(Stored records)
----------------------------------------
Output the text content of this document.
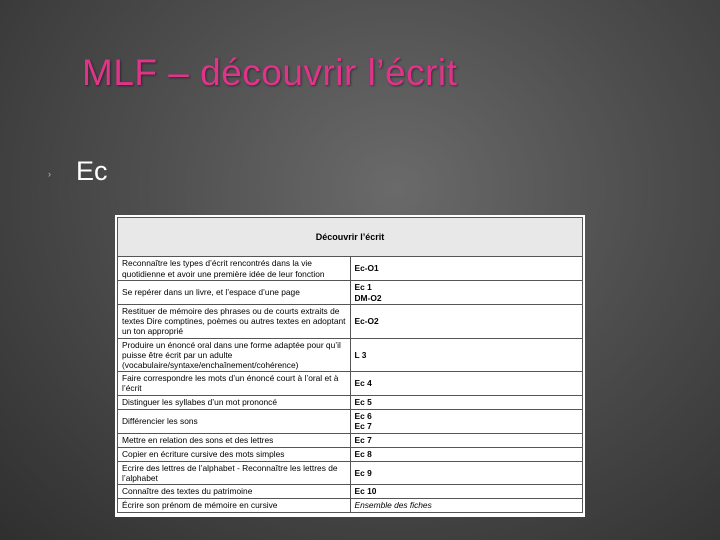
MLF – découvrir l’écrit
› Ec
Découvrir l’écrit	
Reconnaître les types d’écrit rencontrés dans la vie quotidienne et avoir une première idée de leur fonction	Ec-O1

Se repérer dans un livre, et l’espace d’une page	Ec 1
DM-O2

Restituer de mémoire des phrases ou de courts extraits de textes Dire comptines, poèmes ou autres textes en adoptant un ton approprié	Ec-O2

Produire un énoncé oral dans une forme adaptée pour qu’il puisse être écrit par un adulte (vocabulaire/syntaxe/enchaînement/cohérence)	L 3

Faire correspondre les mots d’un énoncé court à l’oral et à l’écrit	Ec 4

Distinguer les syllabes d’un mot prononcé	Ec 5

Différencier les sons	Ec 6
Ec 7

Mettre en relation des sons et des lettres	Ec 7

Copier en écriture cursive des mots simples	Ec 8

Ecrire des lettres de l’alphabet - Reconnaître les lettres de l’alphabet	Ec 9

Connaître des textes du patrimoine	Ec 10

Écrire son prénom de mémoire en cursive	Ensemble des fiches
----------------------------------------
Omit every picture, and otherwise quote the entries exactly.

» **RESPONSE TO THE EXERCISE**:
Output the text content of this document.
MLF – découvrir l’écrit
› Ec
Découvrir l’écrit	
Reconnaître les types d’écrit rencontrés dans la vie quotidienne et avoir une première idée de leur fonction	Ec-O1

Se repérer dans un livre, et l’espace d’une page	Ec 1
DM-O2

Restituer de mémoire des phrases ou de courts extraits de textes Dire comptines, poèmes ou autres textes en adoptant un ton approprié	Ec-O2

Produire un énoncé oral dans une forme adaptée pour qu’il puisse être écrit par un adulte (vocabulaire/syntaxe/enchaînement/cohérence)	L 3

Faire correspondre les mots d’un énoncé court à l’oral et à l’écrit	Ec 4

Distinguer les syllabes d’un mot prononcé	Ec 5

Différencier les sons	Ec 6
Ec 7

Mettre en relation des sons et des lettres	Ec 7

Copier en écriture cursive des mots simples	Ec 8

Ecrire des lettres de l’alphabet - Reconnaître les lettres de l’alphabet	Ec 9

Connaître des textes du patrimoine	Ec 10

Écrire son prénom de mémoire en cursive	Ensemble des fiches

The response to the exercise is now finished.